Exercise details: Lines containing the word "автономного" are to be located and copied.

Data to use:

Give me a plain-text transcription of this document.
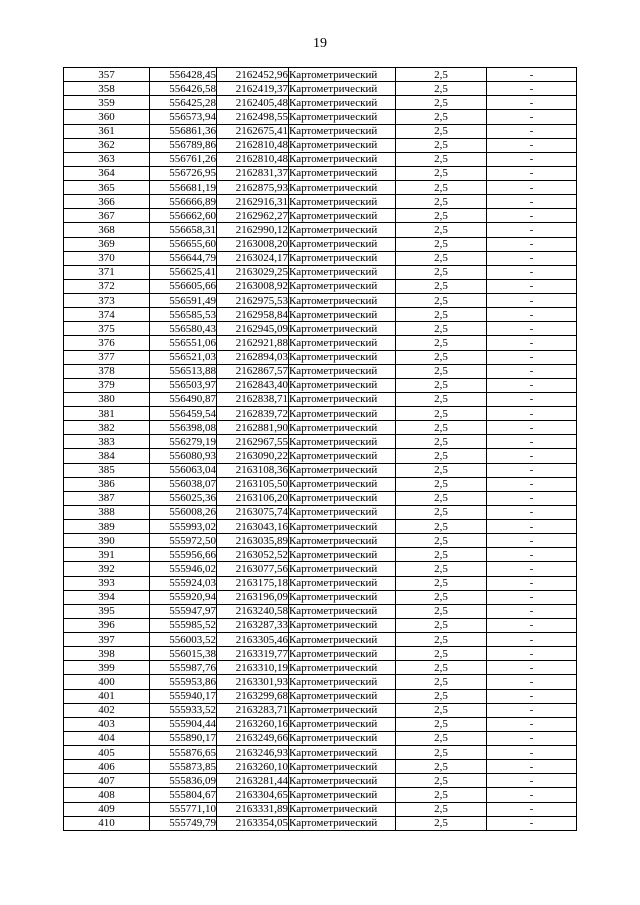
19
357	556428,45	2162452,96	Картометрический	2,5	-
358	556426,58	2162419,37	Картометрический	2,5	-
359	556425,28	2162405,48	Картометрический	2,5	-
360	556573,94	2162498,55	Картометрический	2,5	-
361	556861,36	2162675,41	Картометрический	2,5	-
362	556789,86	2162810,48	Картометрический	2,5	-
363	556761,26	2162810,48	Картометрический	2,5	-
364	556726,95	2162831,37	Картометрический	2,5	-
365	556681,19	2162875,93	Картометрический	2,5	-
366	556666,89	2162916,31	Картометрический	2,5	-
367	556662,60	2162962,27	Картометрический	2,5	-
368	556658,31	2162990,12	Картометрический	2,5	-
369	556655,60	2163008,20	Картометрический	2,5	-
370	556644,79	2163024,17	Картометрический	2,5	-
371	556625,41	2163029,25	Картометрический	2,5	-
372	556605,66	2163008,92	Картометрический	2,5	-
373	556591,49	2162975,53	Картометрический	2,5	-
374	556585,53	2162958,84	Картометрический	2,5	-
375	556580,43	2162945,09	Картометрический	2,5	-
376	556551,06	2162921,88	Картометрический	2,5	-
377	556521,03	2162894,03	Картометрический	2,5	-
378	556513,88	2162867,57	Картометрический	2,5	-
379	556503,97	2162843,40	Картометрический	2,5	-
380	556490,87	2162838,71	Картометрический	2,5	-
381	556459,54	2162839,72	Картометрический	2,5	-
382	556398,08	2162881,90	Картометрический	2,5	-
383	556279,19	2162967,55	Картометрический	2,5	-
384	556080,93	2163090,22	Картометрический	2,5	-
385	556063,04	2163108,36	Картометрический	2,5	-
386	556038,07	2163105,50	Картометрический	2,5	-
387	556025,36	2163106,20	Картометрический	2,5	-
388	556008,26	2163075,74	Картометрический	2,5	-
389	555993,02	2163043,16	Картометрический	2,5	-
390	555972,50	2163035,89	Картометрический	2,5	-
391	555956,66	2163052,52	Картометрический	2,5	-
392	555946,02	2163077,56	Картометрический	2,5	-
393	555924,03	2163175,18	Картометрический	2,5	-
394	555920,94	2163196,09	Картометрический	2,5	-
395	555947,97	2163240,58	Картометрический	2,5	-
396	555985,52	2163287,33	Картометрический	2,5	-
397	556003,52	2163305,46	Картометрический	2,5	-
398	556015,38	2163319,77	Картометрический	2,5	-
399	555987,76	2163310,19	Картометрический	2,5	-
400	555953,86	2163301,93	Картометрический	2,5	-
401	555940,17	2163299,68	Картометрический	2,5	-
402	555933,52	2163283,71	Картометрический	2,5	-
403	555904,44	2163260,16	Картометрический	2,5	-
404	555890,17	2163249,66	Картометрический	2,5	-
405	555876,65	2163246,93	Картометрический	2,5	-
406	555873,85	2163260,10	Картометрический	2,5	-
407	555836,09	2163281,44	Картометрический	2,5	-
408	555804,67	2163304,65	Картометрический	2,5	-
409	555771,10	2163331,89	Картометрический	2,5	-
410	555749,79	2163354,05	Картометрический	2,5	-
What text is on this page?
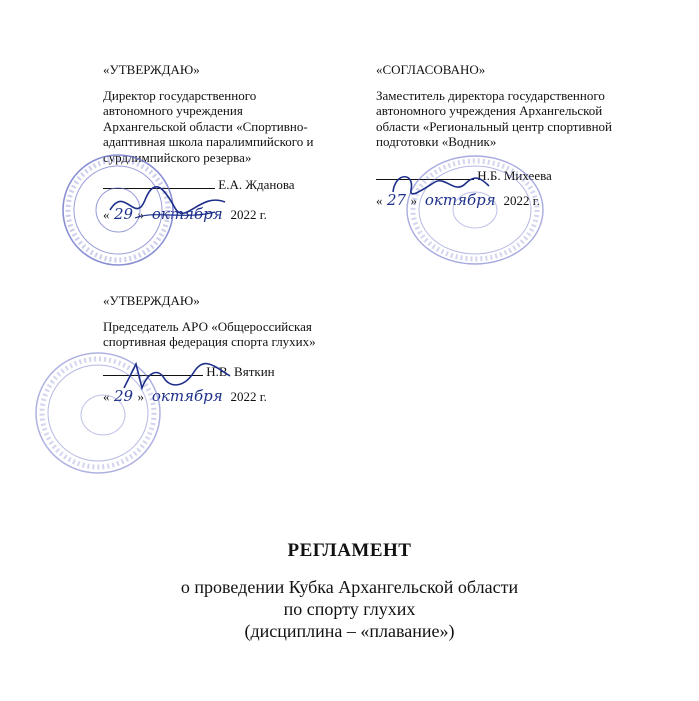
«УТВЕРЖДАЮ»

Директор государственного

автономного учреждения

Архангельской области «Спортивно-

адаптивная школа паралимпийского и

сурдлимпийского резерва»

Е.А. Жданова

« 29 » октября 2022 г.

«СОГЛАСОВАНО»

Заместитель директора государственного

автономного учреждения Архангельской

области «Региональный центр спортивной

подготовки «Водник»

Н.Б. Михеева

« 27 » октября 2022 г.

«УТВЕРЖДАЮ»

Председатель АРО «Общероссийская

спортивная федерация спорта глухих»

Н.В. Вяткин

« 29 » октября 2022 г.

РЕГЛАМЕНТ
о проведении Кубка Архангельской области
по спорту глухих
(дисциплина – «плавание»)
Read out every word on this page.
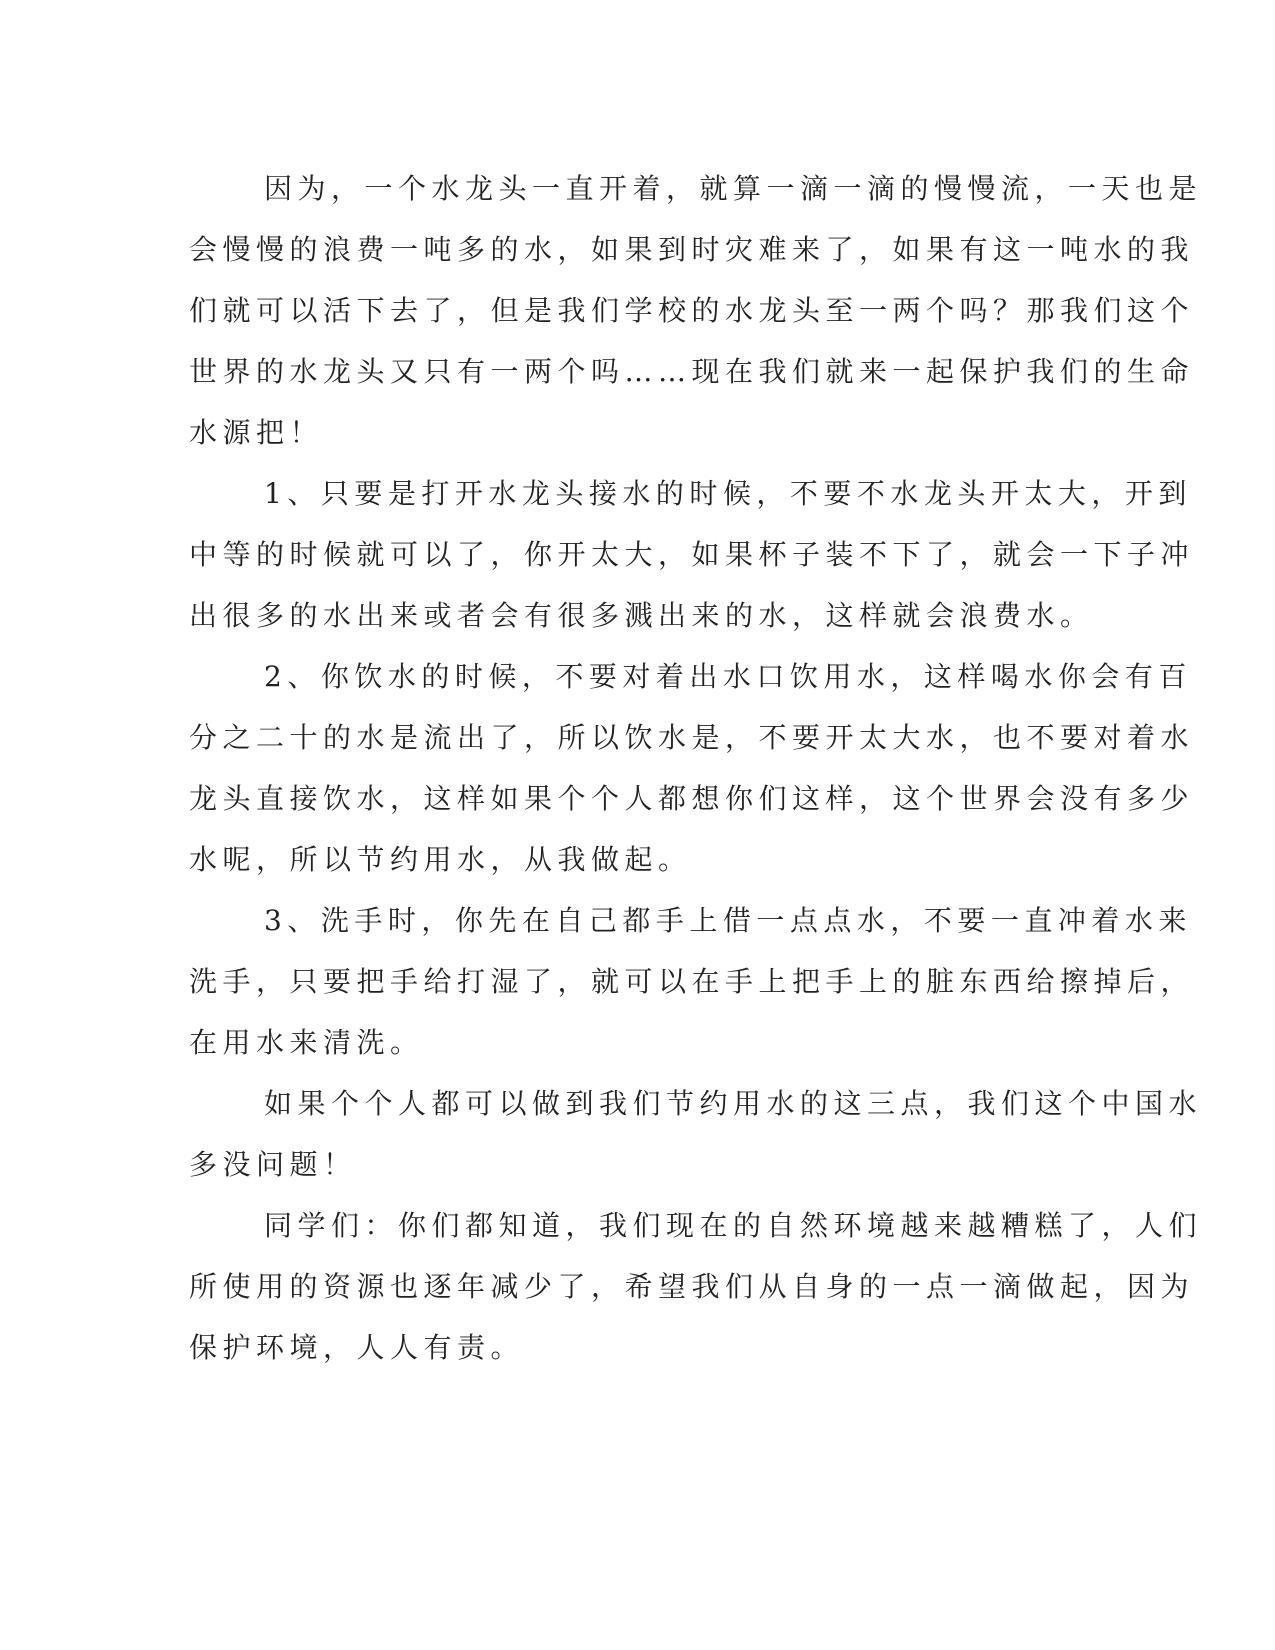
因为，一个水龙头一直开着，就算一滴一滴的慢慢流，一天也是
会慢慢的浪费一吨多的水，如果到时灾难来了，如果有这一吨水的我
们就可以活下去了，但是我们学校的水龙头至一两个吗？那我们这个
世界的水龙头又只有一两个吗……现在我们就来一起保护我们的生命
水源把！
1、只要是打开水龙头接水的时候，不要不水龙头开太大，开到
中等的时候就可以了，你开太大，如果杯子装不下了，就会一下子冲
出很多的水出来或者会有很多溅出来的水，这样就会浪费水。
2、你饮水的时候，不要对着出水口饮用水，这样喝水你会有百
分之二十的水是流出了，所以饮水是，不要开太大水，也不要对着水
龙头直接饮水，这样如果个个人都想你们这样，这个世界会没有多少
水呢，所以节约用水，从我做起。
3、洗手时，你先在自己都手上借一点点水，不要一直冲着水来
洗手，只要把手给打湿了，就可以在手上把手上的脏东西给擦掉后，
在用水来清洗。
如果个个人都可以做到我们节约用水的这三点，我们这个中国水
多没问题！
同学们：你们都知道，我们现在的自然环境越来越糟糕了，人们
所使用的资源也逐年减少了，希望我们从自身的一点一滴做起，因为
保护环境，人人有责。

Response to this exercise:
автономного учреждения
автономного учреждения Архангельской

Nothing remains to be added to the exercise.